__Extrait de page__
>>>
Une situation inextricable pour les salariés

Les Pratiques | Expériences & Outils | publié le : 28.09.2004 |

Quatre ans après le plan social, les licenciés ne sont toujours pas indemnisés et certains devraient de l'argent à leur ancien employeur. La Cour de cassation sera amenée à trancher entre les jugements contradictoires des prud'hommes et de la Cour d'appel.

Est-ce le début du bout du tunnel pour les ex-salariés de Wolber, plus de quatre ans après la fermeture de l'usine de pneus de Soissons ? Lors de l'audience devant les Prud'hommes, le 22 septembre dernier, qui concernait 115 licenciés, l'ancien employeur n'a plus contesté la nullité de la procédure de licenciement. Le jugement prévu le 24 novembre pourrait donc permettre de débloquer rapidement les dommages et intérêts que les salariés n'ont pas obtenus après plus de trois ans de bataille juridique. La succession des jugements de première et de seconde instance, qui concerne un premier groupe de 147 personnes, a en effet dérouter, et les gens de robe et les salariés, qui en attendent la transformation en indemnités sonnantes et trébuchantes.
<<<
__À faire__
• A. Dites si l'extrait sur les ex-salariés de Wolber confirme chacune de ces affirmations, par oui ou non, en citant les mots du texte qui tranchent : (i) l'audience du 22 septembre devant les prud'hommes concernait 115 licenciés ; (ii) lors de cette audience, l'ancien employeur a contesté la nullité de la procédure de licenciement ; (iii) le jugement est attendu le 24 novembre.
• B. Donnez la suite de l'extrait sur les ex-salariés de Wolber, à partir de sa dernière phrase.
Les lignes qui suivent proviennent d'une autre source.

__Données extraites__
>>>
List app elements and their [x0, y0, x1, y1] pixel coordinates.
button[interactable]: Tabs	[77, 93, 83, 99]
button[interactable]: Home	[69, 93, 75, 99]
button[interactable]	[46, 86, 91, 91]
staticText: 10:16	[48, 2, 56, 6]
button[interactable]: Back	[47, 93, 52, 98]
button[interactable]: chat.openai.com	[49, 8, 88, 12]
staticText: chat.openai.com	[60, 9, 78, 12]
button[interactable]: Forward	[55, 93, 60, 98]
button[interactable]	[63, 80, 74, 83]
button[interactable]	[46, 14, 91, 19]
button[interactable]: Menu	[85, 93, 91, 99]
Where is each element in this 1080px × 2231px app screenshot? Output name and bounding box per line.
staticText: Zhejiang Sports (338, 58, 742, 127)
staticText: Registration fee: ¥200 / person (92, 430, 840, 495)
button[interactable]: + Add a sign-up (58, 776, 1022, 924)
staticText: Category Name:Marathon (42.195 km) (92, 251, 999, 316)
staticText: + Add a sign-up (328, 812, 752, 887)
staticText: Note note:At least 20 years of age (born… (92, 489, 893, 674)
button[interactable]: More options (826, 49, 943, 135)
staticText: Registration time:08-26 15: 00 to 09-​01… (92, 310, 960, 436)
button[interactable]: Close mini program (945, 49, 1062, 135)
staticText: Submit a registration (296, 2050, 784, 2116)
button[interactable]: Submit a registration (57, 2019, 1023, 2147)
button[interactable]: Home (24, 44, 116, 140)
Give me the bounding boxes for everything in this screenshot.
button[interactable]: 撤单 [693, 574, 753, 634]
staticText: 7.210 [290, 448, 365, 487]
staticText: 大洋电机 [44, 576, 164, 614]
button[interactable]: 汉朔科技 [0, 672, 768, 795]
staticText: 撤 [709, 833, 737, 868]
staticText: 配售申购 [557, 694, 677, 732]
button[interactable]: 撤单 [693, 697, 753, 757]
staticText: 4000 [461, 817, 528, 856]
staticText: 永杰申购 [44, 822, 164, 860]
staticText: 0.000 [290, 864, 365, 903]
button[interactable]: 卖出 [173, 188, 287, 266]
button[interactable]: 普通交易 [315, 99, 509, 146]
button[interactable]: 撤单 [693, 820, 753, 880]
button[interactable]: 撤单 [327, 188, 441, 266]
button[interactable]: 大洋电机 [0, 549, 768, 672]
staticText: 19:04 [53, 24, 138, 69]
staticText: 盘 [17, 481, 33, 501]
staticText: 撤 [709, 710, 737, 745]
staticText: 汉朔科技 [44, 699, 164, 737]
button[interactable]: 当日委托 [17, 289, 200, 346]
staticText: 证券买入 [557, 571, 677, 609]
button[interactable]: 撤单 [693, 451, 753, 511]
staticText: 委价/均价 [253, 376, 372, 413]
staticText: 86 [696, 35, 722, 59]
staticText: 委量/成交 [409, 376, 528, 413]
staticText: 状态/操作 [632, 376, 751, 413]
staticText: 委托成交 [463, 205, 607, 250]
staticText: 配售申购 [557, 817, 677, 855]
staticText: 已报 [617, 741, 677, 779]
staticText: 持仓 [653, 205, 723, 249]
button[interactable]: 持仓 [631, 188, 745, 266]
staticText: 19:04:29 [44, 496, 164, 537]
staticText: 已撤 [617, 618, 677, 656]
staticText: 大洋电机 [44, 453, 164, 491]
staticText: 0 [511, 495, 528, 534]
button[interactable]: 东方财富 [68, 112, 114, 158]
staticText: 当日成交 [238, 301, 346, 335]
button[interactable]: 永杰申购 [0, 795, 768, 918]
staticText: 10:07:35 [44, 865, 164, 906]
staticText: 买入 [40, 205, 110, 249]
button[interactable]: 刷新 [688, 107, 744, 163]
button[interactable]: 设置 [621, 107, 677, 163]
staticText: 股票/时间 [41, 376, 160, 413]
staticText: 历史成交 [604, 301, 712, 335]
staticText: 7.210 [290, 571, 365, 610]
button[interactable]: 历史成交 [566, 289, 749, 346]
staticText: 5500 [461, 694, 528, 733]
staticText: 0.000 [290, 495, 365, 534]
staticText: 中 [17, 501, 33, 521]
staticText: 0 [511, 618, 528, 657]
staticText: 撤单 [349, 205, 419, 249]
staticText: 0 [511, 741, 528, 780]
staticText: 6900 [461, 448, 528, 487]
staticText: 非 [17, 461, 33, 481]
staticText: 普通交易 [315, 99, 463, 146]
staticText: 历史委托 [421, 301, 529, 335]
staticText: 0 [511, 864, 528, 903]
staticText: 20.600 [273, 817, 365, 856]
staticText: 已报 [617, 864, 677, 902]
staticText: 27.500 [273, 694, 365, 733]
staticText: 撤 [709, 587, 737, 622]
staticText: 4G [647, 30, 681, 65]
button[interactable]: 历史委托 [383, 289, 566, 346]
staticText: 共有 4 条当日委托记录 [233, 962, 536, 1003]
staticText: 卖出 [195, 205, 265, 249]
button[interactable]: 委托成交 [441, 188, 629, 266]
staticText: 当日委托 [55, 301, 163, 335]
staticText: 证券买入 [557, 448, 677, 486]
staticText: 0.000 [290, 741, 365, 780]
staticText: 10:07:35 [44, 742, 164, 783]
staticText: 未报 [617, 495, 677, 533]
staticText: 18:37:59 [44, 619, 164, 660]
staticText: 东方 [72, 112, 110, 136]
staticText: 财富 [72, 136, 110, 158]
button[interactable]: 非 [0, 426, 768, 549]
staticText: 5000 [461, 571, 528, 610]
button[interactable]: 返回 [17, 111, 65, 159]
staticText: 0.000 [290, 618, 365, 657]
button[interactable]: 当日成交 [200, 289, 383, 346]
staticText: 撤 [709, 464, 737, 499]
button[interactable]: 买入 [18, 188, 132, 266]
<<<
__Réponses par tâche__
• A.
(i) Oui : « qui concernait 115 licenciés ».
(ii) Non : « l'ancien employeur n'a plus contesté la nullité de la procédure de licenciement ».
(iii) Oui : « Le jugement prévu le 24 novembre ».

• B.
Aux «sages» de la Cour de cassation, reviendra, en 2005 au plus tôt, la tâche de démêler le noeud gordien qu'est devenu le dossier Wolber. Philippe Brun, le médiatique avocat des salariés de l'ancienne usine de pneus de Soissons, a déposé son pourvoi après l'arrêt de cour d'appel d'octobre 2003.

Jugements

Rappel des épisodes précédents. En 2000, Michelin ferme sa filiale Wolber. Cent cinquante salariés sur 451 contestent, d'emblée, le plan social. Deux ans plus tard, le conseil des prud'hommes de Soissons conclut à l'« absence de motif économique » des licenciements, mais sans aller jusqu'à annuler le plan. Afin de clarifier cette position, le liquidateur «amiable» de Wolber (l'entreprise n'est pas en liquidation judiciaire) et le défenseur des salariés saisissent la cour d'appel d'Amiens. Son jugement de l'automne 2003 offre un décalque quasi parfait à celui des prud'hommes... en sens inverse : pour la cour, le plan social est nul, « dès lors », il n'y a « pas lieu de se prononcer sur le caractère réel et sérieux » des licenciements ! Quid, alors, des indemnités ? Les magistrats d'Amiens rendent un arrêt en demi-teinte : selon eux, la nullité du plan social rend indues la plupart des indemnités perçues, qui devraient, en conséquence, être remboursées à l'entreprise, mais le personnel a tout de même droit à la réparation d'un « préjudice ».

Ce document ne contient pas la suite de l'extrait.